-- start GIVEN INFORMATION --

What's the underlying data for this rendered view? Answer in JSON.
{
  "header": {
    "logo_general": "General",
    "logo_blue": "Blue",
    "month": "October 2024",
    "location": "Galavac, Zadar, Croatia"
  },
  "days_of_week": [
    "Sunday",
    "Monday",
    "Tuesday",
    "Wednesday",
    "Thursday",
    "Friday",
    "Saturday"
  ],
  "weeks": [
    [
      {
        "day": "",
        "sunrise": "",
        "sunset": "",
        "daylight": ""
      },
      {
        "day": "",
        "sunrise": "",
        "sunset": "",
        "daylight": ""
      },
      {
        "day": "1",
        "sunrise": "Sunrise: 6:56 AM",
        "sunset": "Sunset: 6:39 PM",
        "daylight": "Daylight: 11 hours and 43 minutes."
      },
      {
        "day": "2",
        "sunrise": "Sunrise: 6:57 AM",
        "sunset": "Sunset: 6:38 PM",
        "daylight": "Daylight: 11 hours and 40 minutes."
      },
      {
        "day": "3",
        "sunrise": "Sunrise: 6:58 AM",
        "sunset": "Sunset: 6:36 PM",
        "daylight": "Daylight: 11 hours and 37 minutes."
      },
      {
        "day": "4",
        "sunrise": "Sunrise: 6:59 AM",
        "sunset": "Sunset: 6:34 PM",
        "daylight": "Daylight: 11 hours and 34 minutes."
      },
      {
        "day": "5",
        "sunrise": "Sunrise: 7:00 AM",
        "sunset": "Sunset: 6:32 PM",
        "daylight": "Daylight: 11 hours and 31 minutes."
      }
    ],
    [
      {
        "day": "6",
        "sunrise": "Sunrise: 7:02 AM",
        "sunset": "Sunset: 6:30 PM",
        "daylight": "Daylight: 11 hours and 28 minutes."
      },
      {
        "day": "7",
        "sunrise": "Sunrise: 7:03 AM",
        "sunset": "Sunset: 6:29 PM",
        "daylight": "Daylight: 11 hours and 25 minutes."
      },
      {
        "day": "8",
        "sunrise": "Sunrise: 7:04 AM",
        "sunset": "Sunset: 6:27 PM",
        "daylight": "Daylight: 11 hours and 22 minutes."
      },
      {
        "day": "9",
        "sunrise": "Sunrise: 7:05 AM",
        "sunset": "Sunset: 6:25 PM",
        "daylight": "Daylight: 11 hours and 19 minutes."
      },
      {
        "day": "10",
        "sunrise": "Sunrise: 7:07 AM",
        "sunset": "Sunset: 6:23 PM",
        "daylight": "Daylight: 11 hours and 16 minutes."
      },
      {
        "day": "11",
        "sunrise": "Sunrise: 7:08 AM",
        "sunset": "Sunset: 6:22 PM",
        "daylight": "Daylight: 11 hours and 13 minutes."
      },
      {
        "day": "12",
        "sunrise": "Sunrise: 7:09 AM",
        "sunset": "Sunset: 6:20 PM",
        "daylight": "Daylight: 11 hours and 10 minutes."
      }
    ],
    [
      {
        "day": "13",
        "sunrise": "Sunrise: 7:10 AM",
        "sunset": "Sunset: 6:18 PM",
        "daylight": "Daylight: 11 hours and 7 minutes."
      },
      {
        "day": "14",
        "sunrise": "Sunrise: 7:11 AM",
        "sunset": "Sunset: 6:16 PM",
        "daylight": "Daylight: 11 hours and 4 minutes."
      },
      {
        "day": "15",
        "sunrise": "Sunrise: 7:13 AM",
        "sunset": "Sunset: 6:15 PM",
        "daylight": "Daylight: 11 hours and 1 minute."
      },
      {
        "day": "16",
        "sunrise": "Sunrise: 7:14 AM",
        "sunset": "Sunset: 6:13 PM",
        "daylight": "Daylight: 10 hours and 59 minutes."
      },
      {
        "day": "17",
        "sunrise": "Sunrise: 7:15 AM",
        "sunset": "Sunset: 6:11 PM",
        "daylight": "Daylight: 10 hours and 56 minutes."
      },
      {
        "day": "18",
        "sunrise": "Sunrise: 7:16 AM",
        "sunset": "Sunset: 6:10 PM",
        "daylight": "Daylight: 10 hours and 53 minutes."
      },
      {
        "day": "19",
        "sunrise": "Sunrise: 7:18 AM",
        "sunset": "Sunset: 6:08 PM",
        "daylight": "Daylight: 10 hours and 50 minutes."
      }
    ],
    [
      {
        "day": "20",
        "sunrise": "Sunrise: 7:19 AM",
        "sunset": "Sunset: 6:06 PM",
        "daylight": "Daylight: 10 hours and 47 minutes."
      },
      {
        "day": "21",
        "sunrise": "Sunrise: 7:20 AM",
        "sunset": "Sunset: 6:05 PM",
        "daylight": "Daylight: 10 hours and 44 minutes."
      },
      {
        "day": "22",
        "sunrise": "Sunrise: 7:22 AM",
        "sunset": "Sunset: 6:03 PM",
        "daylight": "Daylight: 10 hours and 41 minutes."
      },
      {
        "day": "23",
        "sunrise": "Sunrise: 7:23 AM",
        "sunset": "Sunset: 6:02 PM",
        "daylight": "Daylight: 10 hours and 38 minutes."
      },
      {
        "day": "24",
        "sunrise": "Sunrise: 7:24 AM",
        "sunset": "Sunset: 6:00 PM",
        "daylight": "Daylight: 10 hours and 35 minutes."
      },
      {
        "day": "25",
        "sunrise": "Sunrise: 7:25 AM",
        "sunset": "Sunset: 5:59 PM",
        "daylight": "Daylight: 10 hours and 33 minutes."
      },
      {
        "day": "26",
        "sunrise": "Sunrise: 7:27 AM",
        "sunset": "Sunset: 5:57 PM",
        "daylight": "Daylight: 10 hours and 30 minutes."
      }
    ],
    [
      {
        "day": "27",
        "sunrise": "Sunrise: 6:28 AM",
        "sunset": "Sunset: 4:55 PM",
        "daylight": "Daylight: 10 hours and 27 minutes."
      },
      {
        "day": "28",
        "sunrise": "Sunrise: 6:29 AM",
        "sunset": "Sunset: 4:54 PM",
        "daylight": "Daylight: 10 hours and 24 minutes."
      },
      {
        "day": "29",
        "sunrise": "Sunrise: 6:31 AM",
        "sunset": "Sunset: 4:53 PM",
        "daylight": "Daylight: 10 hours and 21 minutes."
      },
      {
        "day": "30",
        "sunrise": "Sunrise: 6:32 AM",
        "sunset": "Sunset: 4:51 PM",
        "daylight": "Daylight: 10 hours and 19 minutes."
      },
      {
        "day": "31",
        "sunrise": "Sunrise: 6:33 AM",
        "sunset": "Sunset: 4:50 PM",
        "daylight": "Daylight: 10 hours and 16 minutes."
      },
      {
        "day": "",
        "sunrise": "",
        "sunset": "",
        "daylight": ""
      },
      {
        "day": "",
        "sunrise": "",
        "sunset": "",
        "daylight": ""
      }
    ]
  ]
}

-- end GIVEN INFORMATION --

All of the material above needs to be retyped word for word.

What's the underlying data for this rendered view? Answer in JSON.
{
  "header": {
    "logo_general": "General",
    "logo_blue": "Blue",
    "month": "October 2024",
    "location": "Galavac, Zadar, Croatia"
  },
  "days_of_week": [
    "Sunday",
    "Monday",
    "Tuesday",
    "Wednesday",
    "Thursday",
    "Friday",
    "Saturday"
  ],
  "weeks": [
    [
      {
        "day": "",
        "sunrise": "",
        "sunset": "",
        "daylight": ""
      },
      {
        "day": "",
        "sunrise": "",
        "sunset": "",
        "daylight": ""
      },
      {
        "day": "1",
        "sunrise": "Sunrise: 6:56 AM",
        "sunset": "Sunset: 6:39 PM",
        "daylight": "Daylight: 11 hours and 43 minutes."
      },
      {
        "day": "2",
        "sunrise": "Sunrise: 6:57 AM",
        "sunset": "Sunset: 6:38 PM",
        "daylight": "Daylight: 11 hours and 40 minutes."
      },
      {
        "day": "3",
        "sunrise": "Sunrise: 6:58 AM",
        "sunset": "Sunset: 6:36 PM",
        "daylight": "Daylight: 11 hours and 37 minutes."
      },
      {
        "day": "4",
        "sunrise": "Sunrise: 6:59 AM",
        "sunset": "Sunset: 6:34 PM",
        "daylight": "Daylight: 11 hours and 34 minutes."
      },
      {
        "day": "5",
        "sunrise": "Sunrise: 7:00 AM",
        "sunset": "Sunset: 6:32 PM",
        "daylight": "Daylight: 11 hours and 31 minutes."
      }
    ],
    [
      {
        "day": "6",
        "sunrise": "Sunrise: 7:02 AM",
        "sunset": "Sunset: 6:30 PM",
        "daylight": "Daylight: 11 hours and 28 minutes."
      },
      {
        "day": "7",
        "sunrise": "Sunrise: 7:03 AM",
        "sunset": "Sunset: 6:29 PM",
        "daylight": "Daylight: 11 hours and 25 minutes."
      },
      {
        "day": "8",
        "sunrise": "Sunrise: 7:04 AM",
        "sunset": "Sunset: 6:27 PM",
        "daylight": "Daylight: 11 hours and 22 minutes."
      },
      {
        "day": "9",
        "sunrise": "Sunrise: 7:05 AM",
        "sunset": "Sunset: 6:25 PM",
        "daylight": "Daylight: 11 hours and 19 minutes."
      },
      {
        "day": "10",
        "sunrise": "Sunrise: 7:07 AM",
        "sunset": "Sunset: 6:23 PM",
        "daylight": "Daylight: 11 hours and 16 minutes."
      },
      {
        "day": "11",
        "sunrise": "Sunrise: 7:08 AM",
        "sunset": "Sunset: 6:22 PM",
        "daylight": "Daylight: 11 hours and 13 minutes."
      },
      {
        "day": "12",
        "sunrise": "Sunrise: 7:09 AM",
        "sunset": "Sunset: 6:20 PM",
        "daylight": "Daylight: 11 hours and 10 minutes."
      }
    ],
    [
      {
        "day": "13",
        "sunrise": "Sunrise: 7:10 AM",
        "sunset": "Sunset: 6:18 PM",
        "daylight": "Daylight: 11 hours and 7 minutes."
      },
      {
        "day": "14",
        "sunrise": "Sunrise: 7:11 AM",
        "sunset": "Sunset: 6:16 PM",
        "daylight": "Daylight: 11 hours and 4 minutes."
      },
      {
        "day": "15",
        "sunrise": "Sunrise: 7:13 AM",
        "sunset": "Sunset: 6:15 PM",
        "daylight": "Daylight: 11 hours and 1 minute."
      },
      {
        "day": "16",
        "sunrise": "Sunrise: 7:14 AM",
        "sunset": "Sunset: 6:13 PM",
        "daylight": "Daylight: 10 hours and 59 minutes."
      },
      {
        "day": "17",
        "sunrise": "Sunrise: 7:15 AM",
        "sunset": "Sunset: 6:11 PM",
        "daylight": "Daylight: 10 hours and 56 minutes."
      },
      {
        "day": "18",
        "sunrise": "Sunrise: 7:16 AM",
        "sunset": "Sunset: 6:10 PM",
        "daylight": "Daylight: 10 hours and 53 minutes."
      },
      {
        "day": "19",
        "sunrise": "Sunrise: 7:18 AM",
        "sunset": "Sunset: 6:08 PM",
        "daylight": "Daylight: 10 hours and 50 minutes."
      }
    ],
    [
      {
        "day": "20",
        "sunrise": "Sunrise: 7:19 AM",
        "sunset": "Sunset: 6:06 PM",
        "daylight": "Daylight: 10 hours and 47 minutes."
      },
      {
        "day": "21",
        "sunrise": "Sunrise: 7:20 AM",
        "sunset": "Sunset: 6:05 PM",
        "daylight": "Daylight: 10 hours and 44 minutes."
      },
      {
        "day": "22",
        "sunrise": "Sunrise: 7:22 AM",
        "sunset": "Sunset: 6:03 PM",
        "daylight": "Daylight: 10 hours and 41 minutes."
      },
      {
        "day": "23",
        "sunrise": "Sunrise: 7:23 AM",
        "sunset": "Sunset: 6:02 PM",
        "daylight": "Daylight: 10 hours and 38 minutes."
      },
      {
        "day": "24",
        "sunrise": "Sunrise: 7:24 AM",
        "sunset": "Sunset: 6:00 PM",
        "daylight": "Daylight: 10 hours and 35 minutes."
      },
      {
        "day": "25",
        "sunrise": "Sunrise: 7:25 AM",
        "sunset": "Sunset: 5:59 PM",
        "daylight": "Daylight: 10 hours and 33 minutes."
      },
      {
        "day": "26",
        "sunrise": "Sunrise: 7:27 AM",
        "sunset": "Sunset: 5:57 PM",
        "daylight": "Daylight: 10 hours and 30 minutes."
      }
    ],
    [
      {
        "day": "27",
        "sunrise": "Sunrise: 6:28 AM",
        "sunset": "Sunset: 4:55 PM",
        "daylight": "Daylight: 10 hours and 27 minutes."
      },
      {
        "day": "28",
        "sunrise": "Sunrise: 6:29 AM",
        "sunset": "Sunset: 4:54 PM",
        "daylight": "Daylight: 10 hours and 24 minutes."
      },
      {
        "day": "29",
        "sunrise": "Sunrise: 6:31 AM",
        "sunset": "Sunset: 4:53 PM",
        "daylight": "Daylight: 10 hours and 21 minutes."
      },
      {
        "day": "30",
        "sunrise": "Sunrise: 6:32 AM",
        "sunset": "Sunset: 4:51 PM",
        "daylight": "Daylight: 10 hours and 19 minutes."
      },
      {
        "day": "31",
        "sunrise": "Sunrise: 6:33 AM",
        "sunset": "Sunset: 4:50 PM",
        "daylight": "Daylight: 10 hours and 16 minutes."
      },
      {
        "day": "",
        "sunrise": "",
        "sunset": "",
        "daylight": ""
      },
      {
        "day": "",
        "sunrise": "",
        "sunset": "",
        "daylight": ""
      }
    ]
  ]
}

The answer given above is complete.